What is being asked: Begin at the line below that contains "What text is on this page?". Repeat it and all remaining lines of the records exactly.

Dataset rows:
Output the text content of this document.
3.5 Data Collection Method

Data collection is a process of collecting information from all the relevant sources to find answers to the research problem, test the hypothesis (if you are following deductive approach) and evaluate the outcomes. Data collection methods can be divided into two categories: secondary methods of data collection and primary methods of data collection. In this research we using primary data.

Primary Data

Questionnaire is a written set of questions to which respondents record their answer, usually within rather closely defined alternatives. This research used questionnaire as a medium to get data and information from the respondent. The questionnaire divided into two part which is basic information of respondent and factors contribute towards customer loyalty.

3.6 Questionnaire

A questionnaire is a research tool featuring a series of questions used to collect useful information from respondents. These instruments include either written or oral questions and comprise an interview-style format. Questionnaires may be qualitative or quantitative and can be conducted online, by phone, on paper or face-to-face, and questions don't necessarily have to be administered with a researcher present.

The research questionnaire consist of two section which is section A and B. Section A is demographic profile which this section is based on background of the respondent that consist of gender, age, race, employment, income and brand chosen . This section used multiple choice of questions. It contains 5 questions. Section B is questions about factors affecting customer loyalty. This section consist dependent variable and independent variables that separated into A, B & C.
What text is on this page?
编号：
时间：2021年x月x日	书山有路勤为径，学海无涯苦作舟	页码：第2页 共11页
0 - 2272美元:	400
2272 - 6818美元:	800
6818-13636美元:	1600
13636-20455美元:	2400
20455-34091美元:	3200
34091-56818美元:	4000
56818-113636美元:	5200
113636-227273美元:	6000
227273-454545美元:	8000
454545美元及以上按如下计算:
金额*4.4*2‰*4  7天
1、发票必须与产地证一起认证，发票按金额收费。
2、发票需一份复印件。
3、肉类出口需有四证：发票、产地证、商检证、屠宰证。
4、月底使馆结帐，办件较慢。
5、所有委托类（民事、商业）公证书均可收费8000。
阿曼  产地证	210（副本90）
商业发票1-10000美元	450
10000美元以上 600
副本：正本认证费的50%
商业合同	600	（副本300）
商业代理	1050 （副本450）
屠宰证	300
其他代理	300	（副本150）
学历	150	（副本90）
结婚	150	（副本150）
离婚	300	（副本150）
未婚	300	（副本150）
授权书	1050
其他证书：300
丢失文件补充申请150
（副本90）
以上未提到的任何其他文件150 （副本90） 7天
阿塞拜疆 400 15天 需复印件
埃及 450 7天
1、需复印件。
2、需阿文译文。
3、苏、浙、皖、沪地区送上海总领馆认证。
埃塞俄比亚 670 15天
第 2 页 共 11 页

Task response:
What text is on this page?
编号：
时间：2021年x月x日	书山有路勤为径，学海无涯苦作舟	页码：第2页 共11页
0 - 2272美元:	400
2272 - 6818美元:	800
6818-13636美元:	1600
13636-20455美元:	2400
20455-34091美元:	3200
34091-56818美元:	4000
56818-113636美元:	5200
113636-227273美元:	6000
227273-454545美元:	8000
454545美元及以上按如下计算:
金额*4.4*2‰*4  7天
1、发票必须与产地证一起认证，发票按金额收费。
2、发票需一份复印件。
3、肉类出口需有四证：发票、产地证、商检证、屠宰证。
4、月底使馆结帐，办件较慢。
5、所有委托类（民事、商业）公证书均可收费8000。
阿曼  产地证	210（副本90）
商业发票1-10000美元	450
10000美元以上 600
副本：正本认证费的50%
商业合同	600	（副本300）
商业代理	1050 （副本450）
屠宰证	300
其他代理	300	（副本150）
学历	150	（副本90）
结婚	150	（副本150）
离婚	300	（副本150）
未婚	300	（副本150）
授权书	1050
其他证书：300
丢失文件补充申请150
（副本90）
以上未提到的任何其他文件150 （副本90） 7天
阿塞拜疆 400 15天 需复印件
埃及 450 7天
1、需复印件。
2、需阿文译文。
3、苏、浙、皖、沪地区送上海总领馆认证。
埃塞俄比亚 670 15天
第 2 页 共 11 页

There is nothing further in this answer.